## Start
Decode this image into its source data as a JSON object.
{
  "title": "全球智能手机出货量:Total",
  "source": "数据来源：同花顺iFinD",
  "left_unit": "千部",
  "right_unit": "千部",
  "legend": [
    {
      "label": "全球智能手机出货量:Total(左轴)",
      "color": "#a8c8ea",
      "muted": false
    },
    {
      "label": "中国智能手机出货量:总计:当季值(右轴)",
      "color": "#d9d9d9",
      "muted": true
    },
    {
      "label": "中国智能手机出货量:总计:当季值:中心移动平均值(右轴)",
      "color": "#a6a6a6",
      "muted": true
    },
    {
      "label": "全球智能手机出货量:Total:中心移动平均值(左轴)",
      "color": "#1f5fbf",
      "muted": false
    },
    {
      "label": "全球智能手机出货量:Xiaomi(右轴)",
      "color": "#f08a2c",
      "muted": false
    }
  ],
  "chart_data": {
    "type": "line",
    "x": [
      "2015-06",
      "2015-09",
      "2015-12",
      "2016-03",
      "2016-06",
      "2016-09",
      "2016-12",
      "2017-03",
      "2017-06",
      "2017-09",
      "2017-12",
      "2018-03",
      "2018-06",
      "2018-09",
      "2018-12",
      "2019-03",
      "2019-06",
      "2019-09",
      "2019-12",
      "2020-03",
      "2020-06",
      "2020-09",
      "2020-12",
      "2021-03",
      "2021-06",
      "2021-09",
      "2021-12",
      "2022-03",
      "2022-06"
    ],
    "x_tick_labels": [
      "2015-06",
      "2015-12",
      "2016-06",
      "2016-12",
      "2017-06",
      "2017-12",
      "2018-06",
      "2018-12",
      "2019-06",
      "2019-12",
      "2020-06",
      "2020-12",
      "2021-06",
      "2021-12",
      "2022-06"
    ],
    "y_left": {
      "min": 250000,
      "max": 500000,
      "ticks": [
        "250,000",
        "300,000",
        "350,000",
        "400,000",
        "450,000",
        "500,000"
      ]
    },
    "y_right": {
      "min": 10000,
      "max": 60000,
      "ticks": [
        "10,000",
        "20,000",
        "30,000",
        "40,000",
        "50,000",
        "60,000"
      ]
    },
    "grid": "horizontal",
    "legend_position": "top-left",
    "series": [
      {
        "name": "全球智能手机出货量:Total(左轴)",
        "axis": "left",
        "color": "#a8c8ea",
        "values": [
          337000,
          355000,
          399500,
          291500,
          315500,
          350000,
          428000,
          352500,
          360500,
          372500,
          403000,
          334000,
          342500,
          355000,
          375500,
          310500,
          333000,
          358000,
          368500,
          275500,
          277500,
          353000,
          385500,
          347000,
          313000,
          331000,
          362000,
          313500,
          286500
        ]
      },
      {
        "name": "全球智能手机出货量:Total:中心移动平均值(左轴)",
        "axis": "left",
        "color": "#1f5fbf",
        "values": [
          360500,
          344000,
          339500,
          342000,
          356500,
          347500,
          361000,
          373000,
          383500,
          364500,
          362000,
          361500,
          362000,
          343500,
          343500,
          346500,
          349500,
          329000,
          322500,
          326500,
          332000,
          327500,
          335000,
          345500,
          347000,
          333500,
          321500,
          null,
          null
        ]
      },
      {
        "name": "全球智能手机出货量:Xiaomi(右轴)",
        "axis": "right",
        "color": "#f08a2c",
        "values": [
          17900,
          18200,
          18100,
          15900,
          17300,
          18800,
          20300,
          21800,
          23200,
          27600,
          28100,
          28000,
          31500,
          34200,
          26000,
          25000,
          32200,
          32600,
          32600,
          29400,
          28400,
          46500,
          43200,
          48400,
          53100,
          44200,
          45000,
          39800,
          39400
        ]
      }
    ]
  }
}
## End
_REQUIREMENT_: Set all of the records down again, exactly as they stand.

_FINISHED TASK_:
Decode this image into its source data as a JSON object.
{
  "title": "全球智能手机出货量:Total",
  "source": "数据来源：同花顺iFinD",
  "left_unit": "千部",
  "right_unit": "千部",
  "legend": [
    {
      "label": "全球智能手机出货量:Total(左轴)",
      "color": "#a8c8ea",
      "muted": false
    },
    {
      "label": "中国智能手机出货量:总计:当季值(右轴)",
      "color": "#d9d9d9",
      "muted": true
    },
    {
      "label": "中国智能手机出货量:总计:当季值:中心移动平均值(右轴)",
      "color": "#a6a6a6",
      "muted": true
    },
    {
      "label": "全球智能手机出货量:Total:中心移动平均值(左轴)",
      "color": "#1f5fbf",
      "muted": false
    },
    {
      "label": "全球智能手机出货量:Xiaomi(右轴)",
      "color": "#f08a2c",
      "muted": false
    }
  ],
  "chart_data": {
    "type": "line",
    "x": [
      "2015-06",
      "2015-09",
      "2015-12",
      "2016-03",
      "2016-06",
      "2016-09",
      "2016-12",
      "2017-03",
      "2017-06",
      "2017-09",
      "2017-12",
      "2018-03",
      "2018-06",
      "2018-09",
      "2018-12",
      "2019-03",
      "2019-06",
      "2019-09",
      "2019-12",
      "2020-03",
      "2020-06",
      "2020-09",
      "2020-12",
      "2021-03",
      "2021-06",
      "2021-09",
      "2021-12",
      "2022-03",
      "2022-06"
    ],
    "x_tick_labels": [
      "2015-06",
      "2015-12",
      "2016-06",
      "2016-12",
      "2017-06",
      "2017-12",
      "2018-06",
      "2018-12",
      "2019-06",
      "2019-12",
      "2020-06",
      "2020-12",
      "2021-06",
      "2021-12",
      "2022-06"
    ],
    "y_left": {
      "min": 250000,
      "max": 500000,
      "ticks": [
        "250,000",
        "300,000",
        "350,000",
        "400,000",
        "450,000",
        "500,000"
      ]
    },
    "y_right": {
      "min": 10000,
      "max": 60000,
      "ticks": [
        "10,000",
        "20,000",
        "30,000",
        "40,000",
        "50,000",
        "60,000"
      ]
    },
    "grid": "horizontal",
    "legend_position": "top-left",
    "series": [
      {
        "name": "全球智能手机出货量:Total(左轴)",
        "axis": "left",
        "color": "#a8c8ea",
        "values": [
          337000,
          355000,
          399500,
          291500,
          315500,
          350000,
          428000,
          352500,
          360500,
          372500,
          403000,
          334000,
          342500,
          355000,
          375500,
          310500,
          333000,
          358000,
          368500,
          275500,
          277500,
          353000,
          385500,
          347000,
          313000,
          331000,
          362000,
          313500,
          286500
        ]
      },
      {
        "name": "全球智能手机出货量:Total:中心移动平均值(左轴)",
        "axis": "left",
        "color": "#1f5fbf",
        "values": [
          360500,
          344000,
          339500,
          342000,
          356500,
          347500,
          361000,
          373000,
          383500,
          364500,
          362000,
          361500,
          362000,
          343500,
          343500,
          346500,
          349500,
          329000,
          322500,
          326500,
          332000,
          327500,
          335000,
          345500,
          347000,
          333500,
          321500,
          null,
          null
        ]
      },
      {
        "name": "全球智能手机出货量:Xiaomi(右轴)",
        "axis": "right",
        "color": "#f08a2c",
        "values": [
          17900,
          18200,
          18100,
          15900,
          17300,
          18800,
          20300,
          21800,
          23200,
          27600,
          28100,
          28000,
          31500,
          34200,
          26000,
          25000,
          32200,
          32600,
          32600,
          29400,
          28400,
          46500,
          43200,
          48400,
          53100,
          44200,
          45000,
          39800,
          39400
        ]
      }
    ]
  }
}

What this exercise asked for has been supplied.